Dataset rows
● ● ● ●
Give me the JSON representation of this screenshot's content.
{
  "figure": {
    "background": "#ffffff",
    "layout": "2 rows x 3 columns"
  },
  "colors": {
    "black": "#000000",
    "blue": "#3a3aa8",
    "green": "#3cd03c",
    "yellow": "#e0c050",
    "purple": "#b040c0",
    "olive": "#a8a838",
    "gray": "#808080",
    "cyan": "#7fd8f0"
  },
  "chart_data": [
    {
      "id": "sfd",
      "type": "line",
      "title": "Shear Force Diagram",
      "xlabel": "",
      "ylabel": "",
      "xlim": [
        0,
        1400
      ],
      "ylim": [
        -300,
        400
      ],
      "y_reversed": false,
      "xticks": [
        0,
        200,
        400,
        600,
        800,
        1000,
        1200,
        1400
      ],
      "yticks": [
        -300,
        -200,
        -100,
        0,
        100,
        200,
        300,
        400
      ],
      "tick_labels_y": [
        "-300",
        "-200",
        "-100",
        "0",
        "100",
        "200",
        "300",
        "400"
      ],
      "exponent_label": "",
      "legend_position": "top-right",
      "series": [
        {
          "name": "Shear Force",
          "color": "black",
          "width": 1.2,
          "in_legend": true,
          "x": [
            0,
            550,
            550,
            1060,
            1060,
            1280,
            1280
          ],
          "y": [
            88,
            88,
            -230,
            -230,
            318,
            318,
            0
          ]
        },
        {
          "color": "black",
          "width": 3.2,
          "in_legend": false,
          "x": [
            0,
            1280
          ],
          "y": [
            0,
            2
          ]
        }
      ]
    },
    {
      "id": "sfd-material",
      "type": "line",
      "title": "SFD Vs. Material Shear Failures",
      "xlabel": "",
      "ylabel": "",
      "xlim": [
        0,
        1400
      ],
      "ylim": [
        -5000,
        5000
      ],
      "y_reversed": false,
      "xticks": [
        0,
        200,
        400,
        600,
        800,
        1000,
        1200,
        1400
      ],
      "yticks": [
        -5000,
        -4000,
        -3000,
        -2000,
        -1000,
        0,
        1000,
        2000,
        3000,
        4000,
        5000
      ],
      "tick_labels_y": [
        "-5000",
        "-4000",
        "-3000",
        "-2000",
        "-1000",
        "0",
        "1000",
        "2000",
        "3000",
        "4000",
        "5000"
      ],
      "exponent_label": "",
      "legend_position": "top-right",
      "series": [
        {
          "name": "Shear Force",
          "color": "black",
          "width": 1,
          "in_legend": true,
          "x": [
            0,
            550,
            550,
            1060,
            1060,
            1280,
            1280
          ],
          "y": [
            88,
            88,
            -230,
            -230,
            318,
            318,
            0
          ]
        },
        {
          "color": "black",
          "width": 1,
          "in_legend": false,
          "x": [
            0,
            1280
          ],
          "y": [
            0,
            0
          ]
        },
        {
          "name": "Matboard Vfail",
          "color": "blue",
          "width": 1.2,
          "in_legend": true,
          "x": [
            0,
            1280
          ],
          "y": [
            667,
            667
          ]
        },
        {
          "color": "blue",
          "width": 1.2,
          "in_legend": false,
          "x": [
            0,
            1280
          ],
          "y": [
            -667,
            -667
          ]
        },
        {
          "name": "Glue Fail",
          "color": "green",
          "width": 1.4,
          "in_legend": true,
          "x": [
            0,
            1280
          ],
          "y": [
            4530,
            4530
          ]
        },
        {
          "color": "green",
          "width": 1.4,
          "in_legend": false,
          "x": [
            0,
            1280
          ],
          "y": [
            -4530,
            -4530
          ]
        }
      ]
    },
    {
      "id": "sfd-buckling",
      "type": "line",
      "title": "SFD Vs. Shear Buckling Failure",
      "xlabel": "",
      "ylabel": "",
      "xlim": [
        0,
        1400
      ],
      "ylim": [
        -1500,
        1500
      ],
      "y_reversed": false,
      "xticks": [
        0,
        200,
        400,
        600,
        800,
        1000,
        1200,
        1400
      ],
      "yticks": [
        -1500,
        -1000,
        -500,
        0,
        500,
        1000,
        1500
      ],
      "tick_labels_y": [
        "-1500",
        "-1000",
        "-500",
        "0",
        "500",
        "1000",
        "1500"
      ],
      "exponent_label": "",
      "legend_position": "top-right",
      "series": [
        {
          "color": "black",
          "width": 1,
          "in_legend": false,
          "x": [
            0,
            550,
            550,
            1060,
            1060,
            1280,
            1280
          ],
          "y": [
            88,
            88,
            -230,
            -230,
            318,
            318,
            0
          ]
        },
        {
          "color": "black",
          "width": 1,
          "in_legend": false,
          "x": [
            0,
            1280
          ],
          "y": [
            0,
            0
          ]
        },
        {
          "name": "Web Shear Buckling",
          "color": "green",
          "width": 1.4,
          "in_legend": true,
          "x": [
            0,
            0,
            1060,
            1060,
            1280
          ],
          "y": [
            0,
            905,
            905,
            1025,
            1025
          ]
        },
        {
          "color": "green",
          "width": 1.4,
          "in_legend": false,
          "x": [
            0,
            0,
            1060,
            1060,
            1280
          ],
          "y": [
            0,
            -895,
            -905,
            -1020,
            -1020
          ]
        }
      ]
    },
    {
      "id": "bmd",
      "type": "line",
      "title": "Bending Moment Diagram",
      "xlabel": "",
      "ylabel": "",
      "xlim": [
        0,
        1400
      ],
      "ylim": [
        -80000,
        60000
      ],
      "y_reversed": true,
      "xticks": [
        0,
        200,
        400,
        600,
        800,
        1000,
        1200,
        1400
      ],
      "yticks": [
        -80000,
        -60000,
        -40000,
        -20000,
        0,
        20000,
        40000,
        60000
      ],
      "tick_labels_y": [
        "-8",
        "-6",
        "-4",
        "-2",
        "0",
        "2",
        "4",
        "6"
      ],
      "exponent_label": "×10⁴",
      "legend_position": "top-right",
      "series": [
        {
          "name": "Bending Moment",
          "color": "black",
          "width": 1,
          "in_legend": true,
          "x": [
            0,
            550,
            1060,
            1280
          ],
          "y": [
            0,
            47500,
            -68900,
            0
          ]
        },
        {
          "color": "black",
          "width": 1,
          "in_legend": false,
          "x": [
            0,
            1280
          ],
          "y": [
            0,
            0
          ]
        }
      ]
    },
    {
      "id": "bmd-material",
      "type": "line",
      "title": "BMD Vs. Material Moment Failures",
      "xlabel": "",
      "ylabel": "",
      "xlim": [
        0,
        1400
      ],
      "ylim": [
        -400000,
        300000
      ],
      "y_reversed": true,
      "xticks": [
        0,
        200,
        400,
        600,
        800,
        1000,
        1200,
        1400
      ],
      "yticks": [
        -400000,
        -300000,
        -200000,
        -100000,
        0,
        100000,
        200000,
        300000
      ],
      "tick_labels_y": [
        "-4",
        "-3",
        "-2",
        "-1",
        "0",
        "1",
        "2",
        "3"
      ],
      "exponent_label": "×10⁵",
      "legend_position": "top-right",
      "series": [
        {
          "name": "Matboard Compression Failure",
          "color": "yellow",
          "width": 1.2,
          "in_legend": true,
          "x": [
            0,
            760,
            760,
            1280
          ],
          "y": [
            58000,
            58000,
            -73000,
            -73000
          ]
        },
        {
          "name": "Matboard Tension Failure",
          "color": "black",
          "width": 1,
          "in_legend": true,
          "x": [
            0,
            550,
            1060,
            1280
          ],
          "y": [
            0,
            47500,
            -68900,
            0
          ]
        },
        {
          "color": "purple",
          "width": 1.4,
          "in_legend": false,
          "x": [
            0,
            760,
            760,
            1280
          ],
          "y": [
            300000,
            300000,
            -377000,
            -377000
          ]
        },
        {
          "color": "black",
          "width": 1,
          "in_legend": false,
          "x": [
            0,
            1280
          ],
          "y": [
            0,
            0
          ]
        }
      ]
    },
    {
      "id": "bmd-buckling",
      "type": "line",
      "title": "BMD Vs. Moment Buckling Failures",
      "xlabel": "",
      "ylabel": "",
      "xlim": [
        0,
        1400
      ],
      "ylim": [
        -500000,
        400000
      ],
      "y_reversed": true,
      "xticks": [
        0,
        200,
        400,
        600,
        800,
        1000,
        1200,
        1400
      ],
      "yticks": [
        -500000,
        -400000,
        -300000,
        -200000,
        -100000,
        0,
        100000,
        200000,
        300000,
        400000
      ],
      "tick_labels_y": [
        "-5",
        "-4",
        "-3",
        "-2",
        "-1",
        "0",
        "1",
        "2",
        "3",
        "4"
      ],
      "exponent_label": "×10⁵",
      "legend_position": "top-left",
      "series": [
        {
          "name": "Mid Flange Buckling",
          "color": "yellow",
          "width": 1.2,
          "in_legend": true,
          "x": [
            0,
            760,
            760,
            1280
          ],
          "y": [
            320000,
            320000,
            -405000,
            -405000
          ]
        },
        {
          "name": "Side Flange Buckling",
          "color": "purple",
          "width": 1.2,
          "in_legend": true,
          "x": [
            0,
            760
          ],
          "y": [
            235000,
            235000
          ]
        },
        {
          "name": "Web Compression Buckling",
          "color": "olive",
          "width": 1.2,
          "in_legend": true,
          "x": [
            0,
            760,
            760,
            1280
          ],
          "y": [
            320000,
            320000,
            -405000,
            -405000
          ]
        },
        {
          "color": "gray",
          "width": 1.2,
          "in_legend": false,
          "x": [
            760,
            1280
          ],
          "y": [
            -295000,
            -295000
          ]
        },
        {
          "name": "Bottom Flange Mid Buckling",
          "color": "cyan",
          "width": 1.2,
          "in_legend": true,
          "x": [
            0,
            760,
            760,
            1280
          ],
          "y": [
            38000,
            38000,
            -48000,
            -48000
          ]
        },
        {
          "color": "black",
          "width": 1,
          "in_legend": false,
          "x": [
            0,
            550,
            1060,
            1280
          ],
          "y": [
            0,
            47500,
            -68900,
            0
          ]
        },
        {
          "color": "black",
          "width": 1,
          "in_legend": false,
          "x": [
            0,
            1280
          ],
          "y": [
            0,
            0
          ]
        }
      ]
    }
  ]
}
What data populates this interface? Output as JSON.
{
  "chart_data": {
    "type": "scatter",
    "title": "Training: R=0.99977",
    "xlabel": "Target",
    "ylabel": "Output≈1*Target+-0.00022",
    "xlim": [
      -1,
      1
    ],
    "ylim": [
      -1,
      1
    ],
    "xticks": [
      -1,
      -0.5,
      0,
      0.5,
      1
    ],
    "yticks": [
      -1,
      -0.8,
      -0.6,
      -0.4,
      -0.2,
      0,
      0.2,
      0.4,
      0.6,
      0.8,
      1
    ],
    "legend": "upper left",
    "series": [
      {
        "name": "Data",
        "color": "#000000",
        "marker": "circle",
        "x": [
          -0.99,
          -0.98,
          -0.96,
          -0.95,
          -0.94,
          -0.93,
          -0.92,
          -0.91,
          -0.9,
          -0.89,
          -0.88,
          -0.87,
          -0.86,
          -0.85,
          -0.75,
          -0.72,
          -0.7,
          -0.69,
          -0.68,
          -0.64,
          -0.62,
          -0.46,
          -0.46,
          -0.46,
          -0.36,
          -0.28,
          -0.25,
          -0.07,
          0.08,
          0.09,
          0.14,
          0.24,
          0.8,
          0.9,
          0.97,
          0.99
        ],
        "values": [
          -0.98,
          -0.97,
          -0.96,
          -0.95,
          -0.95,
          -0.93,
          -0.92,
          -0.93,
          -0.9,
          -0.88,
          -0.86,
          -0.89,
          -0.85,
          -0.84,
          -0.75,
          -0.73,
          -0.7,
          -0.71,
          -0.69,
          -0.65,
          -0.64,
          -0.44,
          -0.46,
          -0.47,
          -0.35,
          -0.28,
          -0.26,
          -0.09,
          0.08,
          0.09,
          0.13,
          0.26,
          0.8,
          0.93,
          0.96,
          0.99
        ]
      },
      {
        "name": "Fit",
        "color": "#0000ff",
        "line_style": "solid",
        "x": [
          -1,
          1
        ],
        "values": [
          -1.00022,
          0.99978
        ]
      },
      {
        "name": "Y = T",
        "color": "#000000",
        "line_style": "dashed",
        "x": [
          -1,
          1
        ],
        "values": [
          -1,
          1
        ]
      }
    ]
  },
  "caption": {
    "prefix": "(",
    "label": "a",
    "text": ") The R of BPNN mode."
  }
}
● ● ● ●
Task brief
Search the records for the string "Moment" and return every line in which it occurs.

Final result
      "title": "Bending Moment Diagram",
          "name": "Bending Moment",
      "title": "BMD Vs. Material Moment Failures",
      "title": "BMD Vs. Moment Buckling Failures",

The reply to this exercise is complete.